• **Provided data**
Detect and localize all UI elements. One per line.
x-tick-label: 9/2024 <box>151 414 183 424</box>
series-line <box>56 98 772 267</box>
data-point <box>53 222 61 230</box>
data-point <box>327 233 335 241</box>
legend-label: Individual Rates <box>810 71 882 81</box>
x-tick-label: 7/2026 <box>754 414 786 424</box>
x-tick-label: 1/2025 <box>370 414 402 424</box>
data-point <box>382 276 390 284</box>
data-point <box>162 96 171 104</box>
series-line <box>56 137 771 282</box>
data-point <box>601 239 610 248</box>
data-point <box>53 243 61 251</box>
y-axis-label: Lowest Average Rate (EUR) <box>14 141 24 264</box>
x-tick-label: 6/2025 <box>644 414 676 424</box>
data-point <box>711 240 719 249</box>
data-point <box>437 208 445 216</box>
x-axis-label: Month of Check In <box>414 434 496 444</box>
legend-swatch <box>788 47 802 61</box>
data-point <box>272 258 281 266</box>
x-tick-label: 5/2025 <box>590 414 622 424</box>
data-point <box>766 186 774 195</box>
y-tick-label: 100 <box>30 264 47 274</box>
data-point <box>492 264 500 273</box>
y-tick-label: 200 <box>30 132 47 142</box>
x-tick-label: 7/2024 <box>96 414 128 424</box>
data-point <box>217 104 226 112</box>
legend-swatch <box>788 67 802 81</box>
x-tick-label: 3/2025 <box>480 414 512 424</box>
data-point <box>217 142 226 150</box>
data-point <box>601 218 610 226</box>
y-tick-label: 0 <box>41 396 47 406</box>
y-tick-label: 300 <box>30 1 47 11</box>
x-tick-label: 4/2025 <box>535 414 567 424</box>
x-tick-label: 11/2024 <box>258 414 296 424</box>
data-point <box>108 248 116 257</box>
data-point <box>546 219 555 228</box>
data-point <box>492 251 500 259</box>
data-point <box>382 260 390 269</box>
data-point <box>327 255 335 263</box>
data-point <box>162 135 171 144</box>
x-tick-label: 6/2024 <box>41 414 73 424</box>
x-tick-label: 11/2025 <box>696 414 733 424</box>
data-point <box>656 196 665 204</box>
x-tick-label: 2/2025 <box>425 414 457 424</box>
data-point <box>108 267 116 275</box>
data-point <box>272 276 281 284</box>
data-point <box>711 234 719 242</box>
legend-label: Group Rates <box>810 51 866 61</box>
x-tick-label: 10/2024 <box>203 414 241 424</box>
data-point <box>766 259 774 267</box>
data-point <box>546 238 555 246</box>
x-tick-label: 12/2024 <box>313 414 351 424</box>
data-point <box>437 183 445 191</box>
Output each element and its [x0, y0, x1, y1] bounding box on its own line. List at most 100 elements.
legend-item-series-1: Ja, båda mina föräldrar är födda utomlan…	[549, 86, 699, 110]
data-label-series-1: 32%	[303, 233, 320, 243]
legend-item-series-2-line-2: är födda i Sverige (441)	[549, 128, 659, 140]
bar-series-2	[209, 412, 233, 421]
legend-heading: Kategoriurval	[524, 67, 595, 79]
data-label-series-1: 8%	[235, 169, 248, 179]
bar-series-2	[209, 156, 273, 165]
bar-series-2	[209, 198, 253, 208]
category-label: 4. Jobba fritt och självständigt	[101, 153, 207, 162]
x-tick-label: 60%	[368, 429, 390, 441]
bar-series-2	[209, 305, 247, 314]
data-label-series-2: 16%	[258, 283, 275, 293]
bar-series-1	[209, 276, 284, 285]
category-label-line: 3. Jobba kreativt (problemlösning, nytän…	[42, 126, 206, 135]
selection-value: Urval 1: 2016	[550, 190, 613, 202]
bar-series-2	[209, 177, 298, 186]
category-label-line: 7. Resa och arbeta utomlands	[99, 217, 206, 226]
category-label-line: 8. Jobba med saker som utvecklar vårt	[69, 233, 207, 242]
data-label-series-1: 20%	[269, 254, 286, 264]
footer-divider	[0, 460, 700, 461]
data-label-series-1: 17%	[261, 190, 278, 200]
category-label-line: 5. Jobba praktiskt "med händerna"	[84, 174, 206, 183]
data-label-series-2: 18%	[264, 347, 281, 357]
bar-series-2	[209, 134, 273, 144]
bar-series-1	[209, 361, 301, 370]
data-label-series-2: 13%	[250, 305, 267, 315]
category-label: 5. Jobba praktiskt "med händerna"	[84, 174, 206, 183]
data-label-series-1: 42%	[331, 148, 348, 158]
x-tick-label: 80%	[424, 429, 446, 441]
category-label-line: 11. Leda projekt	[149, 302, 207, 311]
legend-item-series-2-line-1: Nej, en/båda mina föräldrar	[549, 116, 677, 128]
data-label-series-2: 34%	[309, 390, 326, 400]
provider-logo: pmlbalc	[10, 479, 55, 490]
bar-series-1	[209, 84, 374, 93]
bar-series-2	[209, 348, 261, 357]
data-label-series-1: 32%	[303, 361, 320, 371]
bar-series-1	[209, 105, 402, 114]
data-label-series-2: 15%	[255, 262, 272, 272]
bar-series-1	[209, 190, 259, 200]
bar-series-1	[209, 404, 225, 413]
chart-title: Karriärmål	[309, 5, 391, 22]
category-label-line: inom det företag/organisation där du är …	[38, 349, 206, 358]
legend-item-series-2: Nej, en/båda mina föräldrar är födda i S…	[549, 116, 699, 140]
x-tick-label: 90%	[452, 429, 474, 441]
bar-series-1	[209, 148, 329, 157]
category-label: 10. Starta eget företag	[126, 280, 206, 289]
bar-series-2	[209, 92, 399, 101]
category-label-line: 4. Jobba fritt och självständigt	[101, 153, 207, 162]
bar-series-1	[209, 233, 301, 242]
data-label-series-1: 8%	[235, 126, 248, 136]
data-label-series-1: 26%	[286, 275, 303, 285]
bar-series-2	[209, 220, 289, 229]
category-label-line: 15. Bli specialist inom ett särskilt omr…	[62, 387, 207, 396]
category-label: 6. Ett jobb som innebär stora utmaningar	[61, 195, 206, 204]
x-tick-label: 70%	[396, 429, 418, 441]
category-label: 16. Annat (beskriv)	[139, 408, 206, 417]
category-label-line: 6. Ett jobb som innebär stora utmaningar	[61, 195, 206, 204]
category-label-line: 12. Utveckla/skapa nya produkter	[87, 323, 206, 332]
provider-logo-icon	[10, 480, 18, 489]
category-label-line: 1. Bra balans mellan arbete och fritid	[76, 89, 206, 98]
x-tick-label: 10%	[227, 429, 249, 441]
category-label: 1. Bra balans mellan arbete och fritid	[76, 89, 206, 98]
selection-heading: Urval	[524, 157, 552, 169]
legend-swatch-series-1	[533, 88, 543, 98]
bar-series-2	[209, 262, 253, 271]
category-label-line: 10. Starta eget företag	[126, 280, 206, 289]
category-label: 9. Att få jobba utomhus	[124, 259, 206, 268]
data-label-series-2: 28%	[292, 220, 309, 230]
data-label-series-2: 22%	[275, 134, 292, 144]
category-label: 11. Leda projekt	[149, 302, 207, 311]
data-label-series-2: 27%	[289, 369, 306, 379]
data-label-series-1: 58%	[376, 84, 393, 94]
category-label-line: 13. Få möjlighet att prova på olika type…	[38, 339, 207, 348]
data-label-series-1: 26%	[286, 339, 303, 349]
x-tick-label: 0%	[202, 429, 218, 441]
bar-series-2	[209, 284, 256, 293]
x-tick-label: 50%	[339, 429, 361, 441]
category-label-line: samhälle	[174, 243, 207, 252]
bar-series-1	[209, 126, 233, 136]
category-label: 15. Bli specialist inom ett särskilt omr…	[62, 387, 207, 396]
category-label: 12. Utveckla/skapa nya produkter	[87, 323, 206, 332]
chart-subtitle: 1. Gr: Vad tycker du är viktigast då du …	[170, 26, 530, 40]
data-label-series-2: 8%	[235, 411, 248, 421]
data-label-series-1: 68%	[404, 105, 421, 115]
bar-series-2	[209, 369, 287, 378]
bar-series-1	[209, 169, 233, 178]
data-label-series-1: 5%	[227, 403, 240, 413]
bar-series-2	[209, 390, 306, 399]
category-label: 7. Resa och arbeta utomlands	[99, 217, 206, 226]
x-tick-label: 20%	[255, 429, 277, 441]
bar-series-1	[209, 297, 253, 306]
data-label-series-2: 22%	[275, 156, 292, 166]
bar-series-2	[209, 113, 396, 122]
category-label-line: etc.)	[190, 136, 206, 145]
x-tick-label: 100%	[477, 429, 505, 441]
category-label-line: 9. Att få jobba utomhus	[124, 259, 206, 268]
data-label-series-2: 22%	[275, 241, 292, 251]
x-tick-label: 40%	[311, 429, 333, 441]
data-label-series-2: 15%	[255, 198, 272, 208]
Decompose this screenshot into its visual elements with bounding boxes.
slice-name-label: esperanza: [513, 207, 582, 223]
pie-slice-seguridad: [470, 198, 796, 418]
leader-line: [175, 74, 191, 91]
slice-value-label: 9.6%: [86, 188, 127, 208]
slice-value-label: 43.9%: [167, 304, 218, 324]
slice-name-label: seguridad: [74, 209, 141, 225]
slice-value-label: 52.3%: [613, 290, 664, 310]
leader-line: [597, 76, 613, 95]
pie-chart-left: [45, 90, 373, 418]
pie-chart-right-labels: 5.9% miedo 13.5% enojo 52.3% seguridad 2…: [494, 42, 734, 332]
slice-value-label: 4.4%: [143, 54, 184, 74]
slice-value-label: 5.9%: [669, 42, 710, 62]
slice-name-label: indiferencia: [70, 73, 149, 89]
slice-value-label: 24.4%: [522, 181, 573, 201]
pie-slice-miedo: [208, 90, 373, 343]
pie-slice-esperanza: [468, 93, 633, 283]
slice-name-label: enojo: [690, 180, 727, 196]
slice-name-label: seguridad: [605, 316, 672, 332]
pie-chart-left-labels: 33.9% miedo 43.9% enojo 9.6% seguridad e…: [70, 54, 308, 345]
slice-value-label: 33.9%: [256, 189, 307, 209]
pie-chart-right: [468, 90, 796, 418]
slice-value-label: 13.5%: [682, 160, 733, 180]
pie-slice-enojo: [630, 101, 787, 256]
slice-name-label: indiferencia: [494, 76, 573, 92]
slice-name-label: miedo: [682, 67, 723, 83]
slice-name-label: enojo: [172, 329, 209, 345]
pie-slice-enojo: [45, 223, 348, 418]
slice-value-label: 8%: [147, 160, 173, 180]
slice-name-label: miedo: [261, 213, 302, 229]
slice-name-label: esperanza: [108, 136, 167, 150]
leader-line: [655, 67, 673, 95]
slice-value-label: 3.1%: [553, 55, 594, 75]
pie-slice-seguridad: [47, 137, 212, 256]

• **Problem description**
Render the stretch of the records above from their start through the line containing "legend-label: Individual Rates" as a JSON list of strings, one string per line, with blank lines omitted.

• **Task solution**
[
  "Detect and localize all UI elements. One per line.",
  "x-tick-label: 9/2024 <box>151 414 183 424</box>",
  "series-line <box>56 98 772 267</box>",
  "data-point <box>53 222 61 230</box>",
  "data-point <box>327 233 335 241</box>",
  "legend-label: Individual Rates <box>810 71 882 81</box>"
]